Stated exercise.
Leave out the pictures and repeat the rest of the material exactly.

====== Material provided

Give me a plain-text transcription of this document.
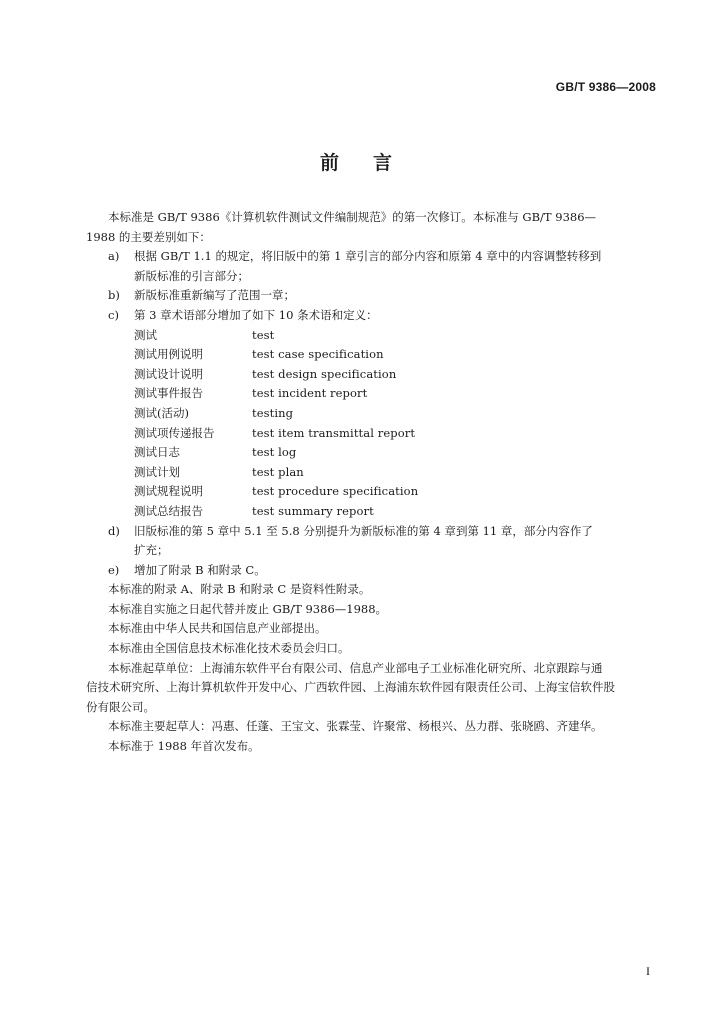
GB/T 9386—2008
前言
本标准是 GB/T 9386《计算机软件测试文件编制规范》的第一次修订。本标准与 GB/T 9386—
1988 的主要差别如下：
a) 根据 GB/T 1.1 的规定，将旧版中的第 1 章引言的部分内容和原第 4 章中的内容调整转移到
新版标准的引言部分；
b) 新版标准重新编写了范围一章；
c) 第 3 章术语部分增加了如下 10 条术语和定义：
测试	test
测试用例说明	test case specification
测试设计说明	test design specification
测试事件报告	test incident report
测试(活动)	testing
测试项传递报告	test item transmittal report
测试日志	test log
测试计划	test plan
测试规程说明	test procedure specification
测试总结报告	test summary report
d) 旧版标准的第 5 章中 5.1 至 5.8 分别提升为新版标准的第 4 章到第 11 章，部分内容作了
扩充；
e) 增加了附录 B 和附录 C。
本标准的附录 A、附录 B 和附录 C 是资料性附录。
本标准自实施之日起代替并废止 GB/T 9386—1988。
本标准由中华人民共和国信息产业部提出。
本标准由全国信息技术标准化技术委员会归口。
本标准起草单位：上海浦东软件平台有限公司、信息产业部电子工业标准化研究所、北京跟踪与通
信技术研究所、上海计算机软件开发中心、广西软件园、上海浦东软件园有限责任公司、上海宝信软件股
份有限公司。
本标准主要起草人：冯惠、任蓬、王宝文、张霖莹、许聚常、杨根兴、丛力群、张晓鸥、齐建华。
本标准于 1988 年首次发布。
I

============

The answer.
Give me a plain-text transcription of this document.
GB/T 9386—2008
前言
本标准是 GB/T 9386《计算机软件测试文件编制规范》的第一次修订。本标准与 GB/T 9386—
1988 的主要差别如下：
a) 根据 GB/T 1.1 的规定，将旧版中的第 1 章引言的部分内容和原第 4 章中的内容调整转移到
新版标准的引言部分；
b) 新版标准重新编写了范围一章；
c) 第 3 章术语部分增加了如下 10 条术语和定义：
测试	test
测试用例说明	test case specification
测试设计说明	test design specification
测试事件报告	test incident report
测试(活动)	testing
测试项传递报告	test item transmittal report
测试日志	test log
测试计划	test plan
测试规程说明	test procedure specification
测试总结报告	test summary report
d) 旧版标准的第 5 章中 5.1 至 5.8 分别提升为新版标准的第 4 章到第 11 章，部分内容作了
扩充；
e) 增加了附录 B 和附录 C。
本标准的附录 A、附录 B 和附录 C 是资料性附录。
本标准自实施之日起代替并废止 GB/T 9386—1988。
本标准由中华人民共和国信息产业部提出。
本标准由全国信息技术标准化技术委员会归口。
本标准起草单位：上海浦东软件平台有限公司、信息产业部电子工业标准化研究所、北京跟踪与通
信技术研究所、上海计算机软件开发中心、广西软件园、上海浦东软件园有限责任公司、上海宝信软件股
份有限公司。
本标准主要起草人：冯惠、任蓬、王宝文、张霖莹、许聚常、杨根兴、丛力群、张晓鸥、齐建华。
本标准于 1988 年首次发布。
I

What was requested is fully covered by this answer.